━━━ Given records ━━━

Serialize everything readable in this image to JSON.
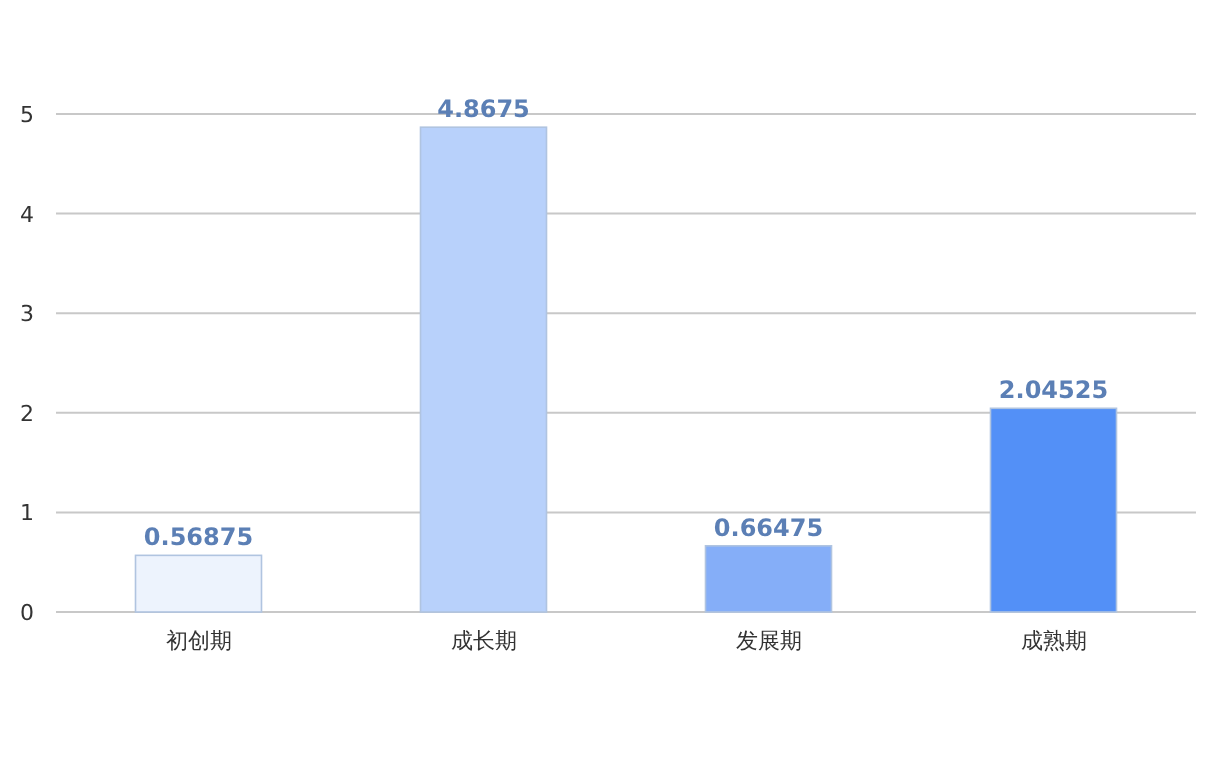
{
  "chart_data": {
    "type": "bar",
    "categories": [
      "初创期",
      "成长期",
      "发展期",
      "成熟期"
    ],
    "values": [
      0.56875,
      4.8675,
      0.66475,
      2.04525
    ],
    "colors": [
      "#edf3fd",
      "#b8d1fb",
      "#85aef8",
      "#5390f7"
    ],
    "ylim": [
      0,
      5
    ],
    "yticks": [
      0,
      1,
      2,
      3,
      4,
      5
    ],
    "grid": "y",
    "data_labels": true
  }
}
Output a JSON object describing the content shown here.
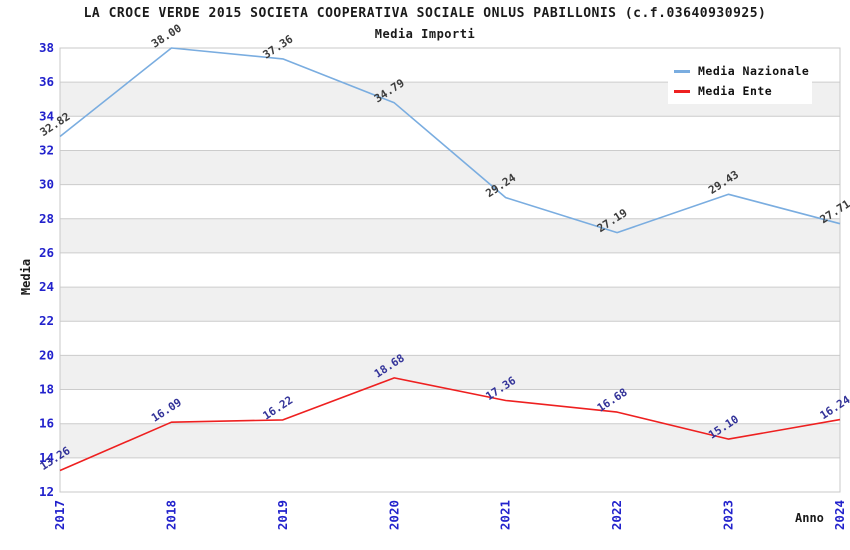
{
  "chart_data": {
    "type": "line",
    "title": "LA CROCE VERDE 2015 SOCIETA COOPERATIVA SOCIALE ONLUS PABILLONIS (c.f.03640930925)",
    "subtitle": "Media Importi",
    "xlabel": "Anno",
    "ylabel": "Media",
    "categories": [
      "2017",
      "2018",
      "2019",
      "2020",
      "2021",
      "2022",
      "2023",
      "2024"
    ],
    "series": [
      {
        "name": "Media Nazionale",
        "color": "#7aade0",
        "label_color": "#3c3c3c",
        "values": [
          32.82,
          38.0,
          37.36,
          34.79,
          29.24,
          27.19,
          29.43,
          27.71
        ],
        "point_labels": [
          "32.82",
          "38.00",
          "37.36",
          "34.79",
          "29.24",
          "27.19",
          "29.43",
          "27.71"
        ]
      },
      {
        "name": "Media Ente",
        "color": "#ee2020",
        "label_color": "#333399",
        "values": [
          13.26,
          16.09,
          16.22,
          18.68,
          17.36,
          16.68,
          15.1,
          16.24
        ],
        "point_labels": [
          "13.26",
          "16.09",
          "16.22",
          "18.68",
          "17.36",
          "16.68",
          "15.10",
          "16.24"
        ]
      }
    ],
    "ylim": [
      12,
      38
    ],
    "ytick_step": 2,
    "yticks": [
      "12",
      "14",
      "16",
      "18",
      "20",
      "22",
      "24",
      "26",
      "28",
      "30",
      "32",
      "34",
      "36",
      "38"
    ],
    "grid": true,
    "legend_position": "top-right",
    "colors": {
      "tick_label": "#2222cc",
      "band_fill": "#f0f0f0",
      "grid_line": "#cccccc",
      "plot_border": "#c8c8c8",
      "title_text": "#1a1a1a"
    }
  }
}
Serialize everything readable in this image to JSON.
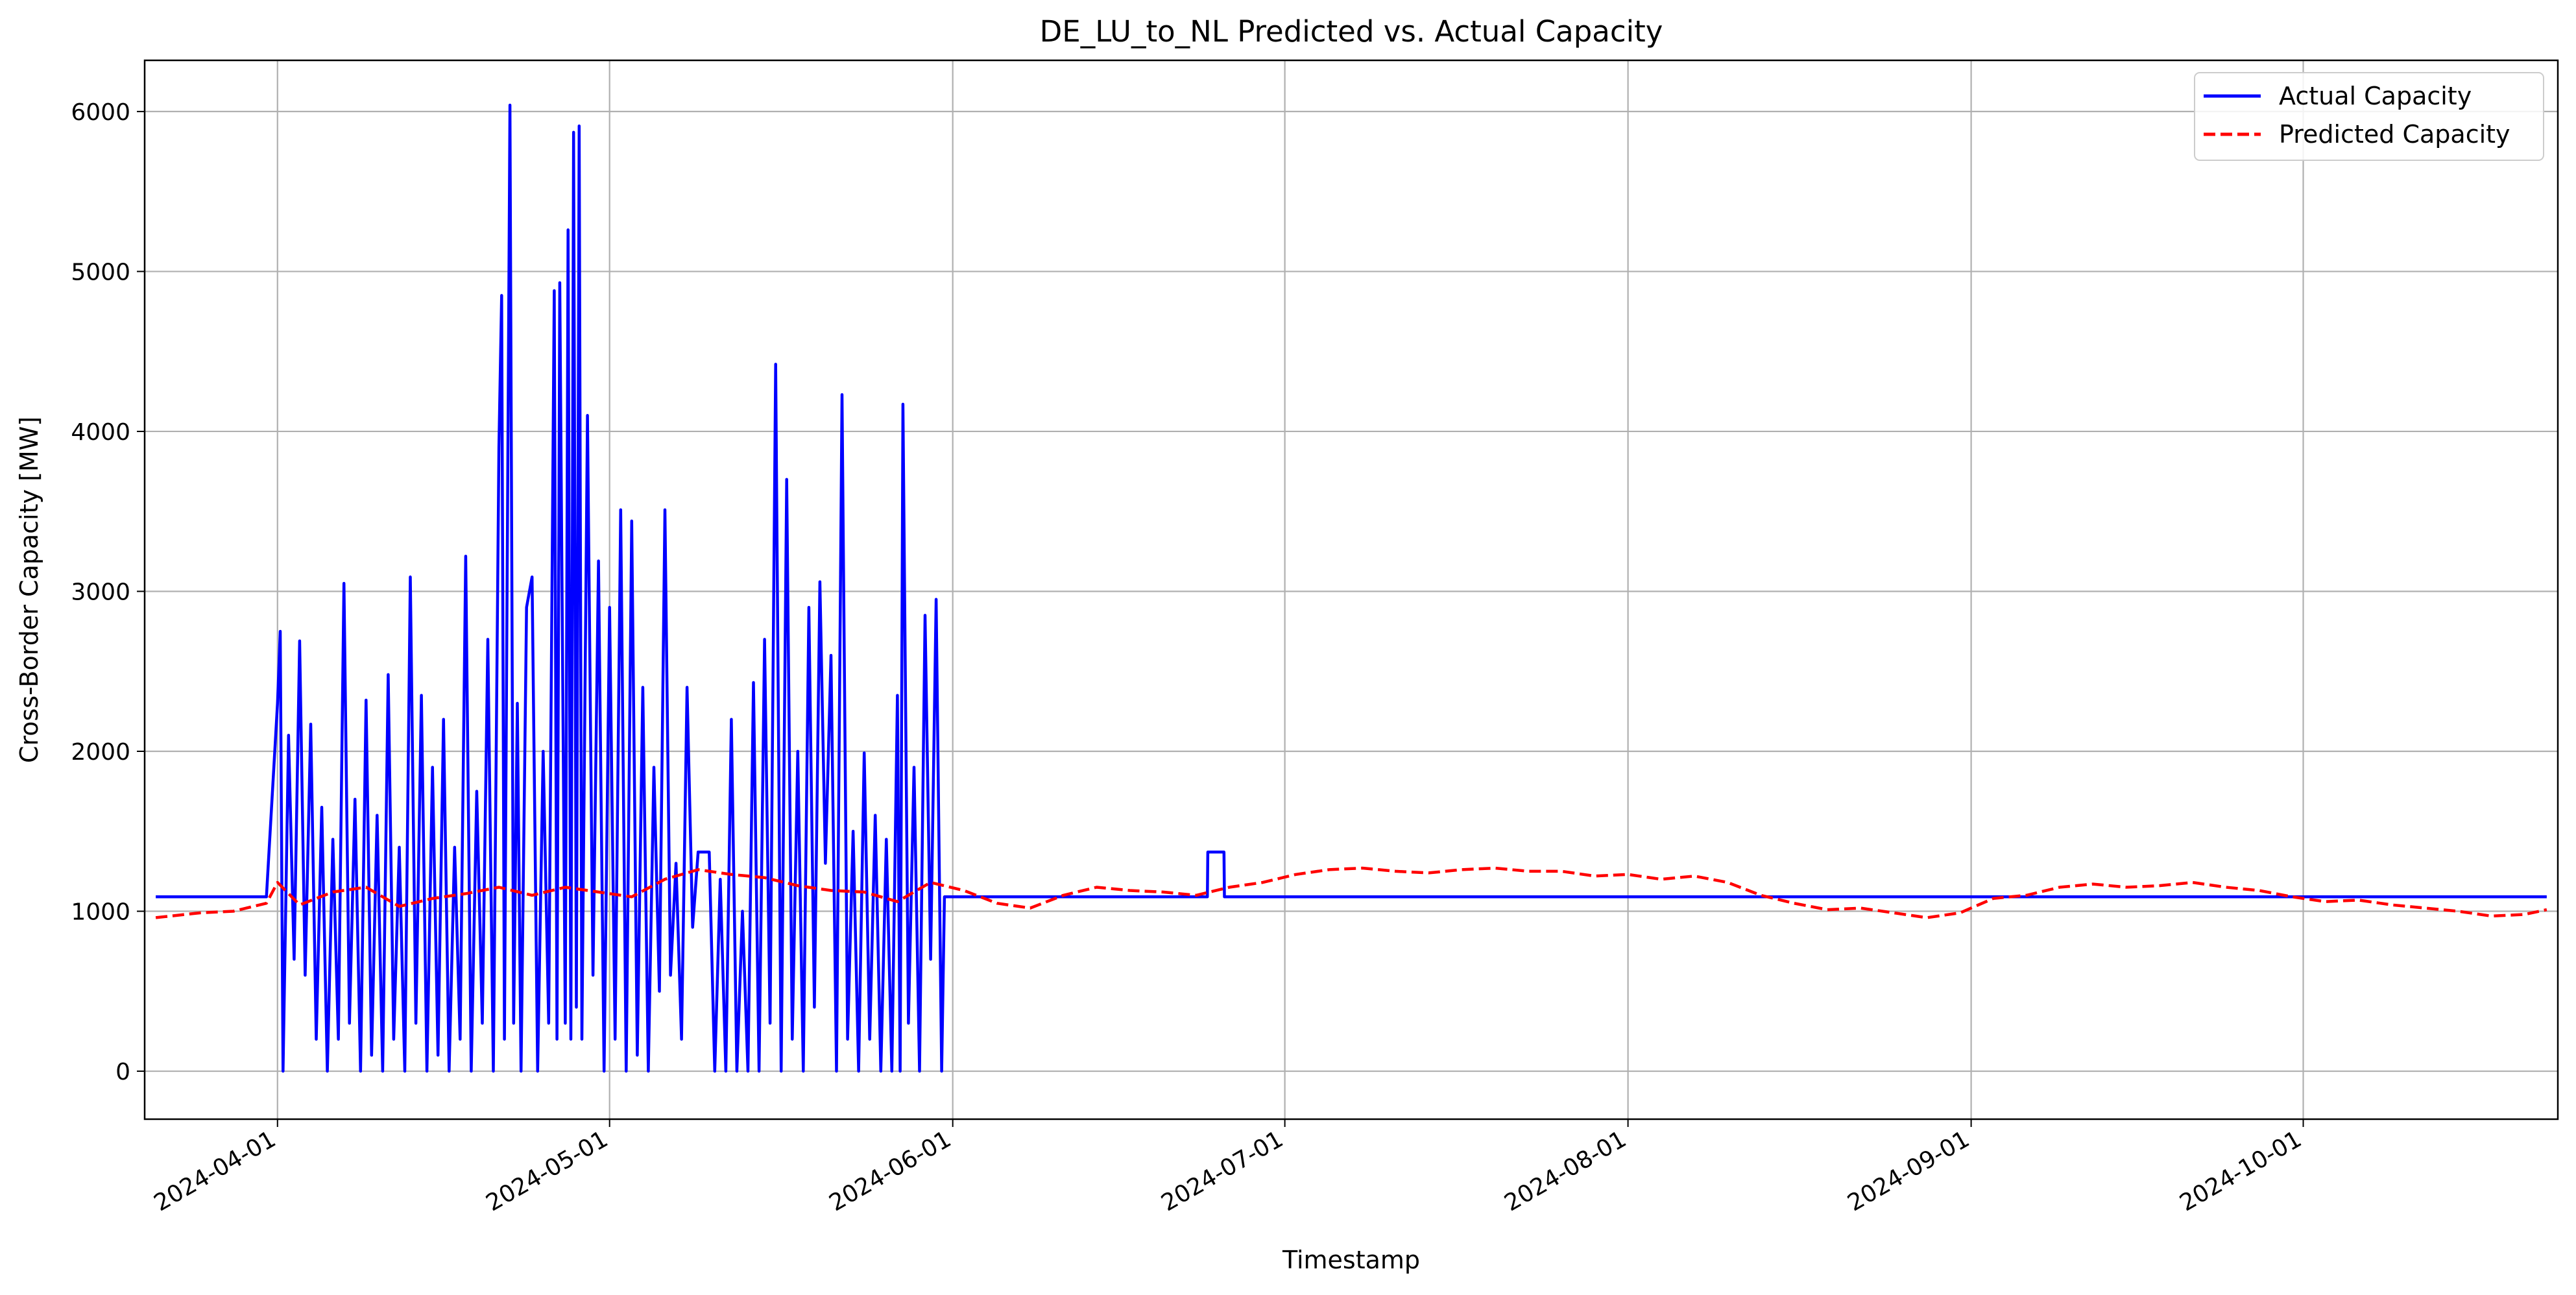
{
  "chart_data": {
    "type": "line",
    "title": "DE_LU_to_NL Predicted vs. Actual Capacity",
    "xlabel": "Timestamp",
    "ylabel": "Cross-Border Capacity [MW]",
    "x_range": [
      "2024-03-20",
      "2024-10-24"
    ],
    "ylim": [
      -300,
      6320
    ],
    "x_ticks": [
      "2024-04-01",
      "2024-05-01",
      "2024-06-01",
      "2024-07-01",
      "2024-08-01",
      "2024-09-01",
      "2024-10-01"
    ],
    "y_ticks": [
      0,
      1000,
      2000,
      3000,
      4000,
      5000,
      6000
    ],
    "grid": true,
    "legend_position": "top-right",
    "series": [
      {
        "name": "Actual Capacity",
        "color": "#0000ff",
        "style": "solid",
        "points": [
          [
            "2024-03-21",
            1090
          ],
          [
            "2024-03-31",
            1090
          ],
          [
            "2024-04-01",
            2300
          ],
          [
            "2024-04-01 06:00",
            2750
          ],
          [
            "2024-04-01 12:00",
            0
          ],
          [
            "2024-04-02",
            2100
          ],
          [
            "2024-04-02 12:00",
            700
          ],
          [
            "2024-04-03",
            2690
          ],
          [
            "2024-04-03 12:00",
            600
          ],
          [
            "2024-04-04",
            2170
          ],
          [
            "2024-04-04 12:00",
            200
          ],
          [
            "2024-04-05",
            1650
          ],
          [
            "2024-04-05 12:00",
            0
          ],
          [
            "2024-04-06",
            1450
          ],
          [
            "2024-04-06 12:00",
            200
          ],
          [
            "2024-04-07",
            3050
          ],
          [
            "2024-04-07 12:00",
            300
          ],
          [
            "2024-04-08",
            1700
          ],
          [
            "2024-04-08 12:00",
            0
          ],
          [
            "2024-04-09",
            2320
          ],
          [
            "2024-04-09 12:00",
            100
          ],
          [
            "2024-04-10",
            1600
          ],
          [
            "2024-04-10 12:00",
            0
          ],
          [
            "2024-04-11",
            2480
          ],
          [
            "2024-04-11 12:00",
            200
          ],
          [
            "2024-04-12",
            1400
          ],
          [
            "2024-04-12 12:00",
            0
          ],
          [
            "2024-04-13",
            3090
          ],
          [
            "2024-04-13 12:00",
            300
          ],
          [
            "2024-04-14",
            2350
          ],
          [
            "2024-04-14 12:00",
            0
          ],
          [
            "2024-04-15",
            1900
          ],
          [
            "2024-04-15 12:00",
            100
          ],
          [
            "2024-04-16",
            2200
          ],
          [
            "2024-04-16 12:00",
            0
          ],
          [
            "2024-04-17",
            1400
          ],
          [
            "2024-04-17 12:00",
            200
          ],
          [
            "2024-04-18",
            3220
          ],
          [
            "2024-04-18 12:00",
            0
          ],
          [
            "2024-04-19",
            1750
          ],
          [
            "2024-04-19 12:00",
            300
          ],
          [
            "2024-04-20",
            2700
          ],
          [
            "2024-04-20 12:00",
            0
          ],
          [
            "2024-04-21",
            3900
          ],
          [
            "2024-04-21 06:00",
            4850
          ],
          [
            "2024-04-21 12:00",
            200
          ],
          [
            "2024-04-22",
            6040
          ],
          [
            "2024-04-22 08:00",
            300
          ],
          [
            "2024-04-22 16:00",
            2300
          ],
          [
            "2024-04-23",
            0
          ],
          [
            "2024-04-23 12:00",
            2900
          ],
          [
            "2024-04-24",
            3090
          ],
          [
            "2024-04-24 12:00",
            0
          ],
          [
            "2024-04-25",
            2000
          ],
          [
            "2024-04-25 12:00",
            300
          ],
          [
            "2024-04-26",
            4880
          ],
          [
            "2024-04-26 06:00",
            200
          ],
          [
            "2024-04-26 12:00",
            4930
          ],
          [
            "2024-04-27",
            300
          ],
          [
            "2024-04-27 06:00",
            5260
          ],
          [
            "2024-04-27 12:00",
            200
          ],
          [
            "2024-04-27 18:00",
            5870
          ],
          [
            "2024-04-28",
            400
          ],
          [
            "2024-04-28 06:00",
            5910
          ],
          [
            "2024-04-28 12:00",
            200
          ],
          [
            "2024-04-29",
            4100
          ],
          [
            "2024-04-29 12:00",
            600
          ],
          [
            "2024-04-30",
            3190
          ],
          [
            "2024-04-30 12:00",
            0
          ],
          [
            "2024-05-01",
            2900
          ],
          [
            "2024-05-01 12:00",
            200
          ],
          [
            "2024-05-02",
            3510
          ],
          [
            "2024-05-02 12:00",
            0
          ],
          [
            "2024-05-03",
            3440
          ],
          [
            "2024-05-03 12:00",
            100
          ],
          [
            "2024-05-04",
            2400
          ],
          [
            "2024-05-04 12:00",
            0
          ],
          [
            "2024-05-05",
            1900
          ],
          [
            "2024-05-05 12:00",
            500
          ],
          [
            "2024-05-06",
            3510
          ],
          [
            "2024-05-06 12:00",
            600
          ],
          [
            "2024-05-07",
            1300
          ],
          [
            "2024-05-07 12:00",
            200
          ],
          [
            "2024-05-08",
            2400
          ],
          [
            "2024-05-08 12:00",
            900
          ],
          [
            "2024-05-09",
            1370
          ],
          [
            "2024-05-10",
            1370
          ],
          [
            "2024-05-10 12:00",
            0
          ],
          [
            "2024-05-11",
            1200
          ],
          [
            "2024-05-11 12:00",
            0
          ],
          [
            "2024-05-12",
            2200
          ],
          [
            "2024-05-12 12:00",
            0
          ],
          [
            "2024-05-13",
            1000
          ],
          [
            "2024-05-13 12:00",
            0
          ],
          [
            "2024-05-14",
            2430
          ],
          [
            "2024-05-14 12:00",
            0
          ],
          [
            "2024-05-15",
            2700
          ],
          [
            "2024-05-15 12:00",
            300
          ],
          [
            "2024-05-16",
            4420
          ],
          [
            "2024-05-16 12:00",
            0
          ],
          [
            "2024-05-17",
            3700
          ],
          [
            "2024-05-17 12:00",
            200
          ],
          [
            "2024-05-18",
            2000
          ],
          [
            "2024-05-18 12:00",
            0
          ],
          [
            "2024-05-19",
            2900
          ],
          [
            "2024-05-19 12:00",
            400
          ],
          [
            "2024-05-20",
            3060
          ],
          [
            "2024-05-20 12:00",
            1300
          ],
          [
            "2024-05-21",
            2600
          ],
          [
            "2024-05-21 12:00",
            0
          ],
          [
            "2024-05-22",
            4230
          ],
          [
            "2024-05-22 12:00",
            200
          ],
          [
            "2024-05-23",
            1500
          ],
          [
            "2024-05-23 12:00",
            0
          ],
          [
            "2024-05-24",
            1990
          ],
          [
            "2024-05-24 12:00",
            200
          ],
          [
            "2024-05-25",
            1600
          ],
          [
            "2024-05-25 12:00",
            0
          ],
          [
            "2024-05-26",
            1450
          ],
          [
            "2024-05-26 12:00",
            0
          ],
          [
            "2024-05-27",
            2350
          ],
          [
            "2024-05-27 06:00",
            0
          ],
          [
            "2024-05-27 12:00",
            4170
          ],
          [
            "2024-05-28",
            300
          ],
          [
            "2024-05-28 12:00",
            1900
          ],
          [
            "2024-05-29",
            0
          ],
          [
            "2024-05-29 12:00",
            2850
          ],
          [
            "2024-05-30",
            700
          ],
          [
            "2024-05-30 12:00",
            2950
          ],
          [
            "2024-05-31",
            0
          ],
          [
            "2024-05-31 06:00",
            1090
          ],
          [
            "2024-06-24",
            1090
          ],
          [
            "2024-06-24 01:00",
            1370
          ],
          [
            "2024-06-25 12:00",
            1370
          ],
          [
            "2024-06-25 13:00",
            1090
          ],
          [
            "2024-10-23",
            1090
          ]
        ]
      },
      {
        "name": "Predicted Capacity",
        "color": "#ff0000",
        "style": "dashed",
        "points": [
          [
            "2024-03-21",
            960
          ],
          [
            "2024-03-25",
            990
          ],
          [
            "2024-03-28",
            1000
          ],
          [
            "2024-03-31",
            1050
          ],
          [
            "2024-04-01",
            1180
          ],
          [
            "2024-04-03",
            1040
          ],
          [
            "2024-04-06",
            1120
          ],
          [
            "2024-04-09",
            1150
          ],
          [
            "2024-04-12",
            1030
          ],
          [
            "2024-04-15",
            1080
          ],
          [
            "2024-04-18",
            1110
          ],
          [
            "2024-04-21",
            1150
          ],
          [
            "2024-04-24",
            1100
          ],
          [
            "2024-04-27",
            1150
          ],
          [
            "2024-04-30",
            1120
          ],
          [
            "2024-05-03",
            1090
          ],
          [
            "2024-05-06",
            1200
          ],
          [
            "2024-05-09",
            1260
          ],
          [
            "2024-05-12",
            1230
          ],
          [
            "2024-05-15",
            1210
          ],
          [
            "2024-05-18",
            1160
          ],
          [
            "2024-05-21",
            1130
          ],
          [
            "2024-05-24",
            1120
          ],
          [
            "2024-05-27",
            1060
          ],
          [
            "2024-05-30",
            1180
          ],
          [
            "2024-06-02",
            1130
          ],
          [
            "2024-06-05",
            1050
          ],
          [
            "2024-06-08",
            1020
          ],
          [
            "2024-06-11",
            1100
          ],
          [
            "2024-06-14",
            1150
          ],
          [
            "2024-06-17",
            1130
          ],
          [
            "2024-06-20",
            1120
          ],
          [
            "2024-06-23",
            1100
          ],
          [
            "2024-06-26",
            1150
          ],
          [
            "2024-06-29",
            1180
          ],
          [
            "2024-07-02",
            1230
          ],
          [
            "2024-07-05",
            1260
          ],
          [
            "2024-07-08",
            1270
          ],
          [
            "2024-07-11",
            1250
          ],
          [
            "2024-07-14",
            1240
          ],
          [
            "2024-07-17",
            1260
          ],
          [
            "2024-07-20",
            1270
          ],
          [
            "2024-07-23",
            1250
          ],
          [
            "2024-07-26",
            1250
          ],
          [
            "2024-07-29",
            1220
          ],
          [
            "2024-08-01",
            1230
          ],
          [
            "2024-08-04",
            1200
          ],
          [
            "2024-08-07",
            1220
          ],
          [
            "2024-08-10",
            1180
          ],
          [
            "2024-08-13",
            1100
          ],
          [
            "2024-08-16",
            1050
          ],
          [
            "2024-08-19",
            1010
          ],
          [
            "2024-08-22",
            1020
          ],
          [
            "2024-08-25",
            990
          ],
          [
            "2024-08-28",
            960
          ],
          [
            "2024-08-31",
            990
          ],
          [
            "2024-09-03",
            1080
          ],
          [
            "2024-09-06",
            1100
          ],
          [
            "2024-09-09",
            1150
          ],
          [
            "2024-09-12",
            1170
          ],
          [
            "2024-09-15",
            1150
          ],
          [
            "2024-09-18",
            1160
          ],
          [
            "2024-09-21",
            1180
          ],
          [
            "2024-09-24",
            1150
          ],
          [
            "2024-09-27",
            1130
          ],
          [
            "2024-09-30",
            1090
          ],
          [
            "2024-10-03",
            1060
          ],
          [
            "2024-10-06",
            1070
          ],
          [
            "2024-10-09",
            1040
          ],
          [
            "2024-10-12",
            1020
          ],
          [
            "2024-10-15",
            1000
          ],
          [
            "2024-10-18",
            970
          ],
          [
            "2024-10-21",
            980
          ],
          [
            "2024-10-23",
            1010
          ]
        ]
      }
    ]
  }
}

━━━

Given instruction
Using the listing, say how many lines include the word "Capacity", and add nothing else.

Result below
4